# Task item:
Reproduce in full the text below on one-shot schemes for decentralized quickest change detection, without any changes.

[Opening Document text section]

One-Shot Schemes for Decentralized Quickest Change Detection and Quickest Detection in Coupled Systems

 

Abstract

 

 

We consider the problem of sequential detection of a change in the drift of independent Brownian motions and the mean of discrete-time exponential family observations received in parallel at the sensors of decentralized systems. We examine the performance of one shot schemes in decentralized detection in the case of many sensors with respect to appropriate criteria. One shot schemes are schemes in which the sensors communicate with the fusion center only once; when they must signal a detection. The communication is clearly asynchronous and we consider the case that the fusion center employs one of two strategies, the minimal and the maximal. According to the former strategy an alarm is issued at the fusion center the moment in which the first one of the sensors issues an alarm, whereas according to the latter strategy an alarm is issued when both sensors have reported a detection. In this work we derive closed form expressions for the expected delay of both the minimal and the maximal strategies in the case that CUSUM stopping rules are employed by the sensors and for the specific value of a 0 correlation across sensors. We prove asymptotic optimality of the above strategies in the case of across-sensor independence and specify the optimal threshold selection at the sensors. Moreover, we address the problem of quickest detection in coupled systems in models that display more general dependencies in the observations captured by general Itá»™ processes. We set-up appropriate stochastic optimization problems with respect to Kullback-Leibler divergence and prove the asymptotic optimality of the N-CUSUM stopping rule in this case. We discuss applications of this work in the detection of structural damages.

 

Biography

Olympia Hadjiliadis is an Assistant Professor in the Department of Mathematics at Brooklyn College of the City University of New York, where she is also a member of the graduate faculty of the Department of Computer Science. She was awarded her M.Math in Statistics and Finance in 1999 from the University of Waterloo, Canada. After receiving a PhD in Statistics with distinction from Columbia University in 2005, Dr. Hadjiliadis joined the Electrical Engineering Department at Princeton as a Postdoctoral Fellow, where she was subsequently appointed as a Visiting Research Collaborator until 2008.

[Closing Document text section]
[Opening Excerpted records section]

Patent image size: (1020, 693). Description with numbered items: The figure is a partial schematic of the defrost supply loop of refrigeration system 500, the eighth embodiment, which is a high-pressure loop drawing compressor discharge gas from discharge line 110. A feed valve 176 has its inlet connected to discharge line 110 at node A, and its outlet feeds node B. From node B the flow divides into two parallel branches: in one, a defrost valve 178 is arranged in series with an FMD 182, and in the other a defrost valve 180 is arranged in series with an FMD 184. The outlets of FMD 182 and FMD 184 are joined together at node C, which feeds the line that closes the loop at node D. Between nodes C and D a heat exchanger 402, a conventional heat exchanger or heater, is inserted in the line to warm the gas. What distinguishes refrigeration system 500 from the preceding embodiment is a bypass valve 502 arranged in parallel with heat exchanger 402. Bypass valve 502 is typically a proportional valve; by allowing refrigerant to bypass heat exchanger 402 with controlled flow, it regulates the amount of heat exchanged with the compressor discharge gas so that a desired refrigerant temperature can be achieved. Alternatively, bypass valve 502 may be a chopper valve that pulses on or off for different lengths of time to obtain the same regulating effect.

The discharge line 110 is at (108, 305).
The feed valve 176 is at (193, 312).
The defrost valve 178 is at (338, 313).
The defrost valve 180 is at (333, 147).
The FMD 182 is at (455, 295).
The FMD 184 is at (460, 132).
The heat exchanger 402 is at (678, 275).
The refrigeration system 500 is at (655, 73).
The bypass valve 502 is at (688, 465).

[Closing Excerpted records section]

# Answer for the task:
One-Shot Schemes for Decentralized Quickest Change Detection and Quickest Detection in Coupled Systems

 

Abstract

 

 

We consider the problem of sequential detection of a change in the drift of independent Brownian motions and the mean of discrete-time exponential family observations received in parallel at the sensors of decentralized systems. We examine the performance of one shot schemes in decentralized detection in the case of many sensors with respect to appropriate criteria. One shot schemes are schemes in which the sensors communicate with the fusion center only once; when they must signal a detection. The communication is clearly asynchronous and we consider the case that the fusion center employs one of two strategies, the minimal and the maximal. According to the former strategy an alarm is issued at the fusion center the moment in which the first one of the sensors issues an alarm, whereas according to the latter strategy an alarm is issued when both sensors have reported a detection. In this work we derive closed form expressions for the expected delay of both the minimal and the maximal strategies in the case that CUSUM stopping rules are employed by the sensors and for the specific value of a 0 correlation across sensors. We prove asymptotic optimality of the above strategies in the case of across-sensor independence and specify the optimal threshold selection at the sensors. Moreover, we address the problem of quickest detection in coupled systems in models that display more general dependencies in the observations captured by general Itá»™ processes. We set-up appropriate stochastic optimization problems with respect to Kullback-Leibler divergence and prove the asymptotic optimality of the N-CUSUM stopping rule in this case. We discuss applications of this work in the detection of structural damages.

 

Biography

Olympia Hadjiliadis is an Assistant Professor in the Department of Mathematics at Brooklyn College of the City University of New York, where she is also a member of the graduate faculty of the Department of Computer Science. She was awarded her M.Math in Statistics and Finance in 1999 from the University of Waterloo, Canada. After receiving a PhD in Statistics with distinction from Columbia University in 2005, Dr. Hadjiliadis joined the Electrical Engineering Department at Princeton as a Postdoctoral Fellow, where she was subsequently appointed as a Visiting Research Collaborator until 2008.